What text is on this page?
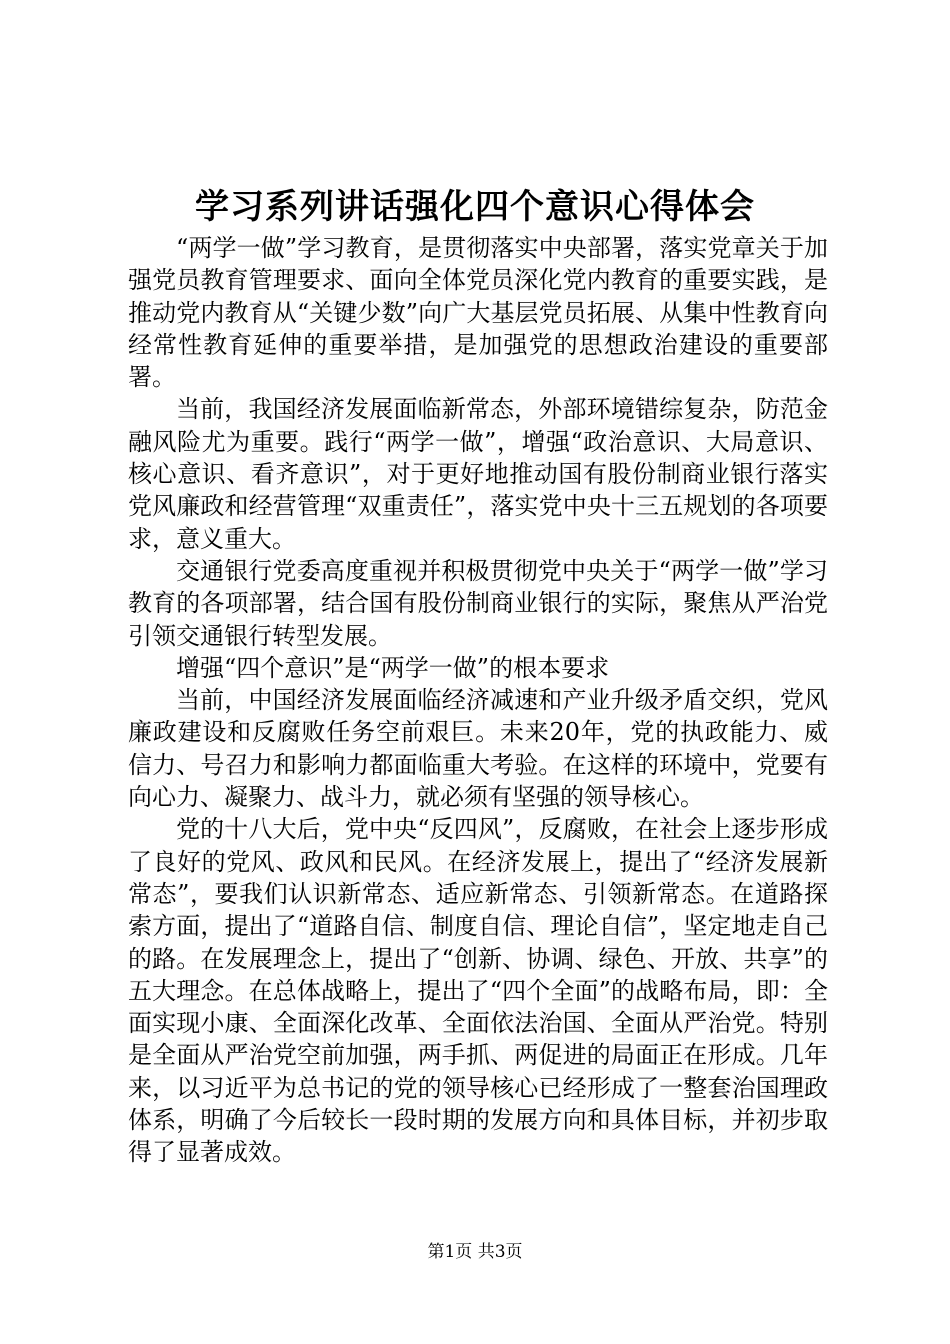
学习系列讲话强化四个意识心得体会

“两学一做”学习教育，是贯彻落实中央部署，落实党章关于加强党员教育管理要求、面向全体党员深化党内教育的重要实践，是推动党内教育从“关键少数”向广大基层党员拓展、从集中性教育向经常性教育延伸的重要举措，是加强党的思想政治建设的重要部署。

当前，我国经济发展面临新常态，外部环境错综复杂，防范金融风险尤为重要。践行“两学一做”，增强“政治意识、大局意识、核心意识、看齐意识”，对于更好地推动国有股份制商业银行落实党风廉政和经营管理“双重责任”，落实党中央十三五规划的各项要求，意义重大。

交通银行党委高度重视并积极贯彻党中央关于“两学一做”学习教育的各项部署，结合国有股份制商业银行的实际，聚焦从严治党引领交通银行转型发展。

增强“四个意识”是“两学一做”的根本要求

当前，中国经济发展面临经济减速和产业升级矛盾交织，党风廉政建设和反腐败任务空前艰巨。未来20年，党的执政能力、威信力、号召力和影响力都面临重大考验。在这样的环境中，党要有向心力、凝聚力、战斗力，就必须有坚强的领导核心。

党的十八大后，党中央“反四风”，反腐败，在社会上逐步形成了良好的党风、政风和民风。在经济发展上，提出了“经济发展新常态”，要我们认识新常态、适应新常态、引领新常态。在道路探索方面，提出了“道路自信、制度自信、理论自信”，坚定地走自己的路。在发展理念上，提出了“创新、协调、绿色、开放、共享”的五大理念。在总体战略上，提出了“四个全面”的战略布局，即：全面实现小康、全面深化改革、全面依法治国、全面从严治党。特别是全面从严治党空前加强，两手抓、两促进的局面正在形成。几年来，以习近平为总书记的党的领导核心已经形成了一整套治国理政体系，明确了今后较长一段时期的发展方向和具体目标，并初步取得了显著成效。

第1页 共3页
· · ·
→ Short task
Among the entries above, how many lines hold the string "两学一做"? Give the number by itself.

→ Solution for this problem
4